What you will do
Select each line where the word "ylabel" appears.

--- start of Entries provided ---

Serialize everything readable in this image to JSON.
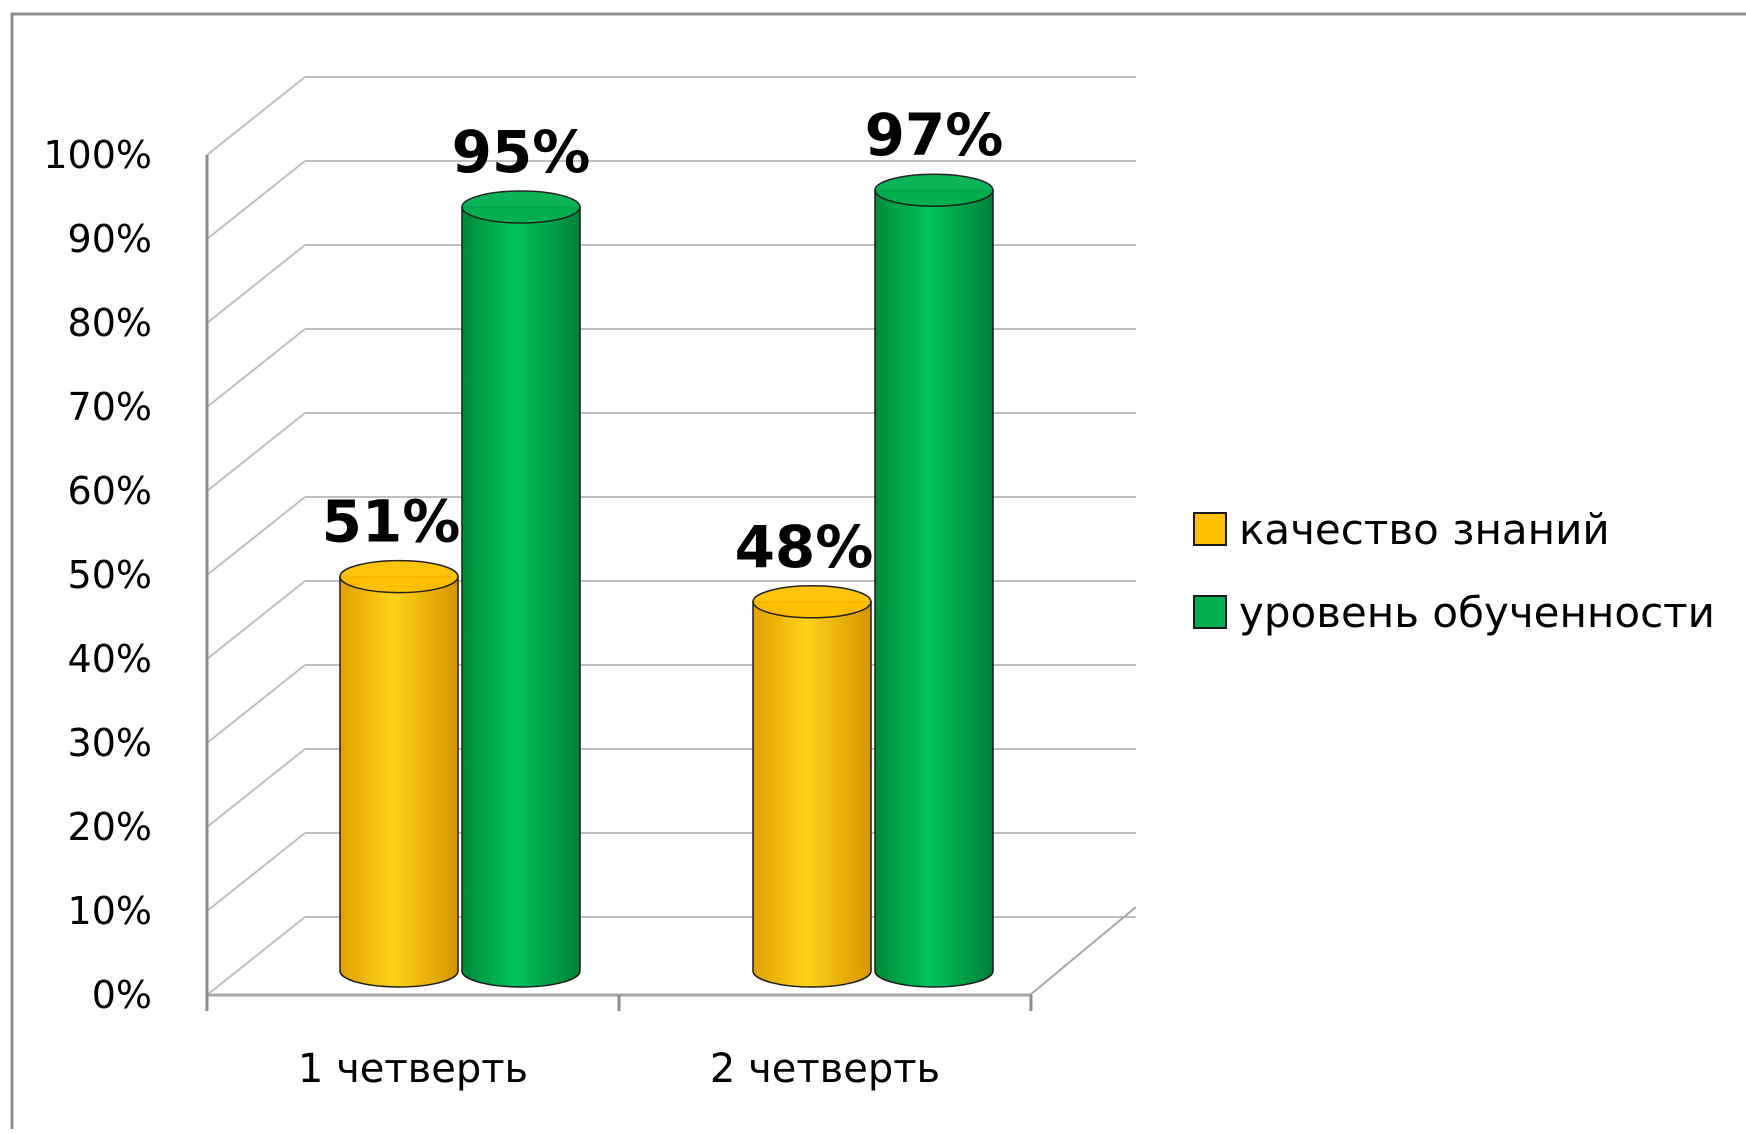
{
  "chart_data": {
    "type": "bar",
    "style": "3d-cylinder",
    "title": "",
    "xlabel": "",
    "ylabel": "",
    "ylim": [
      0,
      100
    ],
    "ytick_step": 10,
    "ytick_suffix": "%",
    "grid": true,
    "legend": "right",
    "categories": [
      "1 четверть",
      "2  четверть"
    ],
    "series": [
      {
        "name": "качество знаний",
        "values": [
          51,
          48
        ],
        "labels": [
          "51%",
          "48%"
        ],
        "color": "#FFC000"
      },
      {
        "name": "уровень обученности",
        "values": [
          95,
          97
        ],
        "labels": [
          "95%",
          "97%"
        ],
        "color": "#00B050"
      }
    ]
  }
}
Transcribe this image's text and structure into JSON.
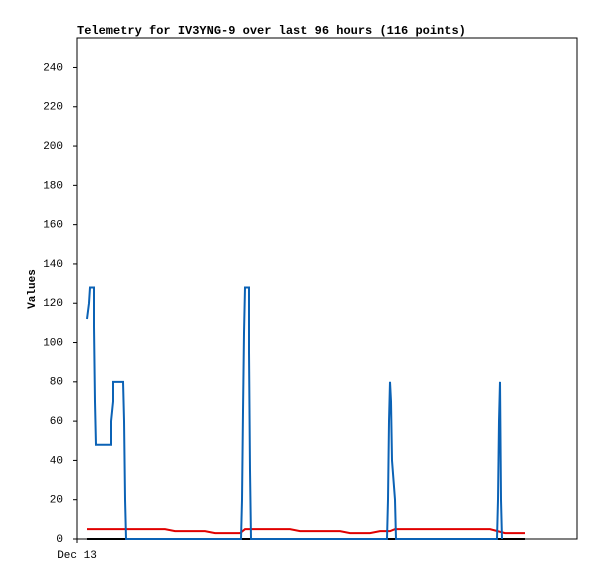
{
  "chart_data": {
    "type": "line",
    "title": "Telemetry for IV3YNG-9 over last 96 hours (116 points)",
    "ylabel": "Values",
    "xlim": [
      0,
      100
    ],
    "xticks": [
      {
        "value": 0,
        "label": "Dec 13"
      }
    ],
    "ylim": [
      0,
      255
    ],
    "yticks": [
      0,
      20,
      40,
      60,
      80,
      100,
      120,
      140,
      160,
      180,
      200,
      220,
      240
    ],
    "grid": false,
    "series": [
      {
        "color": "#0b62b5",
        "x": [
          2,
          2.4,
          2.6,
          3.4,
          3.4,
          3.6,
          3.8,
          6.8,
          6.8,
          7.2,
          7.2,
          9.2,
          9.4,
          9.6,
          9.8,
          32.8,
          33,
          33.2,
          33.4,
          33.6,
          34.4,
          34.4,
          34.6,
          34.8,
          62,
          62.2,
          62.4,
          62.6,
          62.8,
          63,
          63.6,
          63.8,
          84,
          84.2,
          84.4,
          84.6,
          84.8,
          85
        ],
        "values": [
          112,
          120,
          128,
          128,
          108,
          70,
          48,
          48,
          60,
          70,
          80,
          80,
          60,
          20,
          0,
          0,
          20,
          65,
          105,
          128,
          128,
          95,
          35,
          0,
          0,
          20,
          60,
          80,
          70,
          40,
          20,
          0,
          0,
          20,
          60,
          80,
          20,
          0
        ]
      },
      {
        "color": "#e00000",
        "x": [
          2,
          17.6,
          19.6,
          25.6,
          27.6,
          32.6,
          33.6,
          42.6,
          44.6,
          52.6,
          54.6,
          58.6,
          60.6,
          62.6,
          63.6,
          82.6,
          85.6,
          89.6
        ],
        "values": [
          5,
          5,
          4,
          4,
          3,
          3,
          5,
          5,
          4,
          4,
          3,
          3,
          4,
          4,
          5,
          5,
          3,
          3
        ]
      },
      {
        "color": "#000000",
        "x": [
          2,
          89.6
        ],
        "values": [
          0,
          0
        ]
      }
    ]
  }
}
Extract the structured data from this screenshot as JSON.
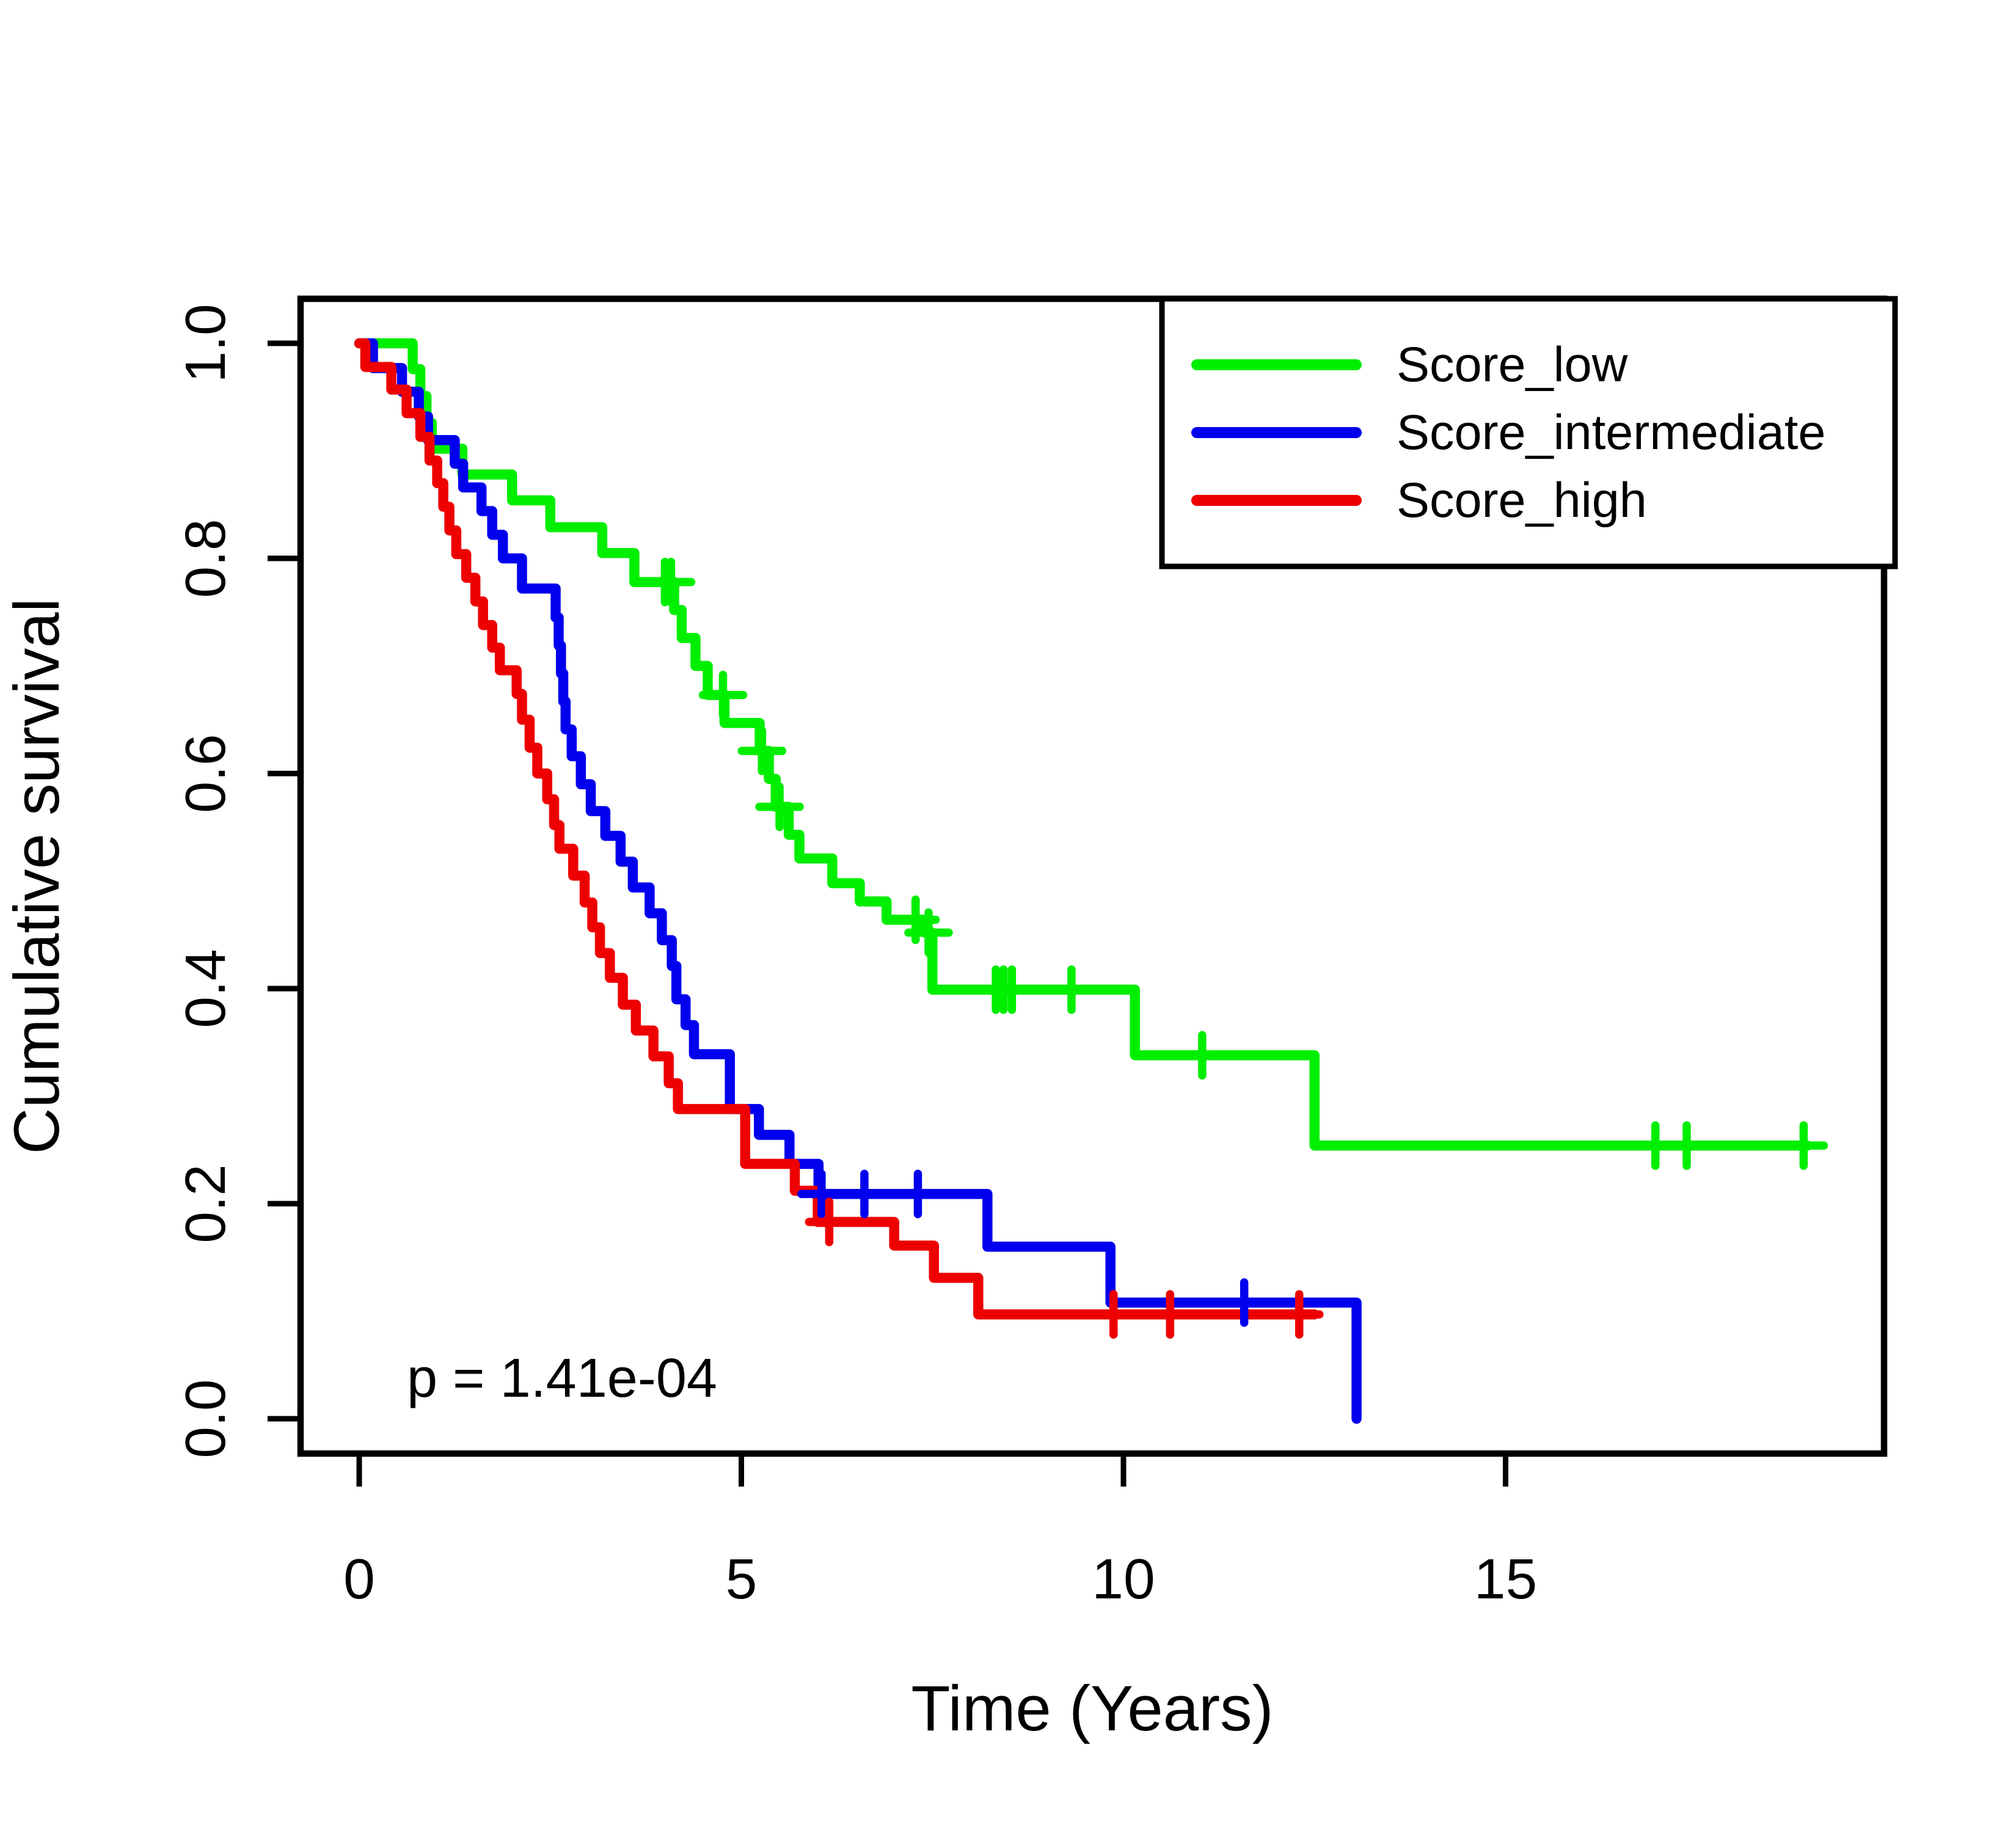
{
  "chart_data": {
    "type": "line",
    "subtype": "kaplan-meier-step",
    "title": "",
    "xlabel": "Time (Years)",
    "ylabel": "Cumulative survival",
    "annotation": "p = 1.41e-04",
    "xlim": [
      -0.77,
      20.0
    ],
    "ylim": [
      -0.04,
      1.04
    ],
    "x_ticks": [
      0,
      5,
      10,
      15
    ],
    "y_ticks": [
      "0.0",
      "0.2",
      "0.4",
      "0.6",
      "0.8",
      "1.0"
    ],
    "grid": false,
    "legend_position": "top-right",
    "frame_color": "#000000",
    "background_color": "#ffffff",
    "series": [
      {
        "name": "Score_low",
        "color": "#00ee00",
        "steps": [
          [
            0,
            1.0
          ],
          [
            0.7,
            0.976
          ],
          [
            0.8,
            0.951
          ],
          [
            0.88,
            0.926
          ],
          [
            0.95,
            0.902
          ],
          [
            1.35,
            0.878
          ],
          [
            2.0,
            0.854
          ],
          [
            2.5,
            0.829
          ],
          [
            3.18,
            0.805
          ],
          [
            3.6,
            0.778
          ],
          [
            4.12,
            0.752
          ],
          [
            4.22,
            0.726
          ],
          [
            4.4,
            0.7
          ],
          [
            4.56,
            0.673
          ],
          [
            4.78,
            0.647
          ],
          [
            5.24,
            0.621
          ],
          [
            5.36,
            0.595
          ],
          [
            5.45,
            0.569
          ],
          [
            5.62,
            0.543
          ],
          [
            5.76,
            0.521
          ],
          [
            6.19,
            0.498
          ],
          [
            6.55,
            0.481
          ],
          [
            6.9,
            0.464
          ],
          [
            7.4,
            0.452
          ],
          [
            7.5,
            0.399
          ],
          [
            10.15,
            0.338
          ],
          [
            12.5,
            0.254
          ]
        ],
        "end_time": 18.95,
        "censor_marks": [
          [
            4.0,
            0.778
          ],
          [
            4.08,
            0.778
          ],
          [
            4.76,
            0.673
          ],
          [
            5.27,
            0.621
          ],
          [
            5.5,
            0.569
          ],
          [
            7.28,
            0.464
          ],
          [
            7.45,
            0.452
          ],
          [
            8.33,
            0.399
          ],
          [
            8.43,
            0.399
          ],
          [
            8.54,
            0.399
          ],
          [
            9.32,
            0.399
          ],
          [
            11.03,
            0.338
          ],
          [
            16.96,
            0.254
          ],
          [
            17.37,
            0.254
          ],
          [
            18.9,
            0.254
          ]
        ]
      },
      {
        "name": "Score_intermediate",
        "color": "#0000ee",
        "steps": [
          [
            0,
            1.0
          ],
          [
            0.18,
            0.977
          ],
          [
            0.56,
            0.955
          ],
          [
            0.78,
            0.932
          ],
          [
            0.9,
            0.91
          ],
          [
            1.25,
            0.888
          ],
          [
            1.36,
            0.866
          ],
          [
            1.6,
            0.844
          ],
          [
            1.74,
            0.822
          ],
          [
            1.88,
            0.8
          ],
          [
            2.13,
            0.772
          ],
          [
            2.57,
            0.745
          ],
          [
            2.61,
            0.719
          ],
          [
            2.64,
            0.693
          ],
          [
            2.67,
            0.667
          ],
          [
            2.7,
            0.641
          ],
          [
            2.78,
            0.616
          ],
          [
            2.9,
            0.59
          ],
          [
            3.03,
            0.565
          ],
          [
            3.22,
            0.542
          ],
          [
            3.42,
            0.518
          ],
          [
            3.58,
            0.494
          ],
          [
            3.8,
            0.47
          ],
          [
            3.96,
            0.445
          ],
          [
            4.09,
            0.421
          ],
          [
            4.15,
            0.39
          ],
          [
            4.27,
            0.366
          ],
          [
            4.38,
            0.339
          ],
          [
            4.85,
            0.288
          ],
          [
            5.23,
            0.264
          ],
          [
            5.63,
            0.237
          ],
          [
            6.01,
            0.209
          ],
          [
            8.22,
            0.16
          ],
          [
            9.83,
            0.108
          ],
          [
            13.05,
            0.0
          ]
        ],
        "end_time": 13.05,
        "censor_marks": [
          [
            6.05,
            0.209
          ],
          [
            6.61,
            0.209
          ],
          [
            7.31,
            0.209
          ],
          [
            11.58,
            0.108
          ]
        ]
      },
      {
        "name": "Score_high",
        "color": "#ee0000",
        "steps": [
          [
            0,
            1.0
          ],
          [
            0.08,
            0.978
          ],
          [
            0.42,
            0.957
          ],
          [
            0.62,
            0.935
          ],
          [
            0.8,
            0.913
          ],
          [
            0.92,
            0.891
          ],
          [
            1.02,
            0.87
          ],
          [
            1.1,
            0.848
          ],
          [
            1.18,
            0.826
          ],
          [
            1.27,
            0.804
          ],
          [
            1.4,
            0.782
          ],
          [
            1.52,
            0.76
          ],
          [
            1.62,
            0.738
          ],
          [
            1.74,
            0.717
          ],
          [
            1.84,
            0.696
          ],
          [
            2.06,
            0.674
          ],
          [
            2.13,
            0.65
          ],
          [
            2.23,
            0.624
          ],
          [
            2.33,
            0.6
          ],
          [
            2.46,
            0.576
          ],
          [
            2.55,
            0.552
          ],
          [
            2.62,
            0.53
          ],
          [
            2.8,
            0.505
          ],
          [
            2.95,
            0.48
          ],
          [
            3.05,
            0.457
          ],
          [
            3.15,
            0.433
          ],
          [
            3.28,
            0.41
          ],
          [
            3.45,
            0.385
          ],
          [
            3.62,
            0.361
          ],
          [
            3.85,
            0.337
          ],
          [
            4.05,
            0.312
          ],
          [
            4.17,
            0.288
          ],
          [
            5.05,
            0.237
          ],
          [
            5.7,
            0.212
          ],
          [
            6.0,
            0.183
          ],
          [
            7.0,
            0.161
          ],
          [
            7.52,
            0.131
          ],
          [
            8.1,
            0.097
          ]
        ],
        "end_time": 12.5,
        "censor_marks": [
          [
            6.15,
            0.183
          ],
          [
            9.87,
            0.097
          ],
          [
            10.61,
            0.097
          ],
          [
            12.3,
            0.097
          ]
        ]
      }
    ]
  }
}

--- end of Entries provided ---

Full solution
    "ylabel": "",
    "ylabel": "Values",
    "ylabel": "Cumulative survival",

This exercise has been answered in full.